YOUR GOAL -> Copy every line of the listing below without changing anything.

#### THE INPUT ####

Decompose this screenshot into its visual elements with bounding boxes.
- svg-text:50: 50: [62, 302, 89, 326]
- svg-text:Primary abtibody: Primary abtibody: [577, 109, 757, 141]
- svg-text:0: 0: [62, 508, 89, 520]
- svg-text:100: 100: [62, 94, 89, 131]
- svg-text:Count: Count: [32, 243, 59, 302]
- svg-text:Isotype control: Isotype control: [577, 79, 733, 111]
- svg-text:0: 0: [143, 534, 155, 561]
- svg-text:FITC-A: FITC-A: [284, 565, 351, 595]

####

REPLY TO THE TASK ->
Decompose this screenshot into its visual elements with bounding boxes.
- svg-text:50: 50: [62, 302, 89, 326]
- svg-text:Primary abtibody: Primary abtibody: [577, 109, 757, 141]
- svg-text:0: 0: [62, 508, 89, 520]
- svg-text:100: 100: [62, 94, 89, 131]
- svg-text:Count: Count: [32, 243, 59, 302]
- svg-text:Isotype control: Isotype control: [577, 79, 733, 111]
- svg-text:0: 0: [143, 534, 155, 561]
- svg-text:FITC-A: FITC-A: [284, 565, 351, 595]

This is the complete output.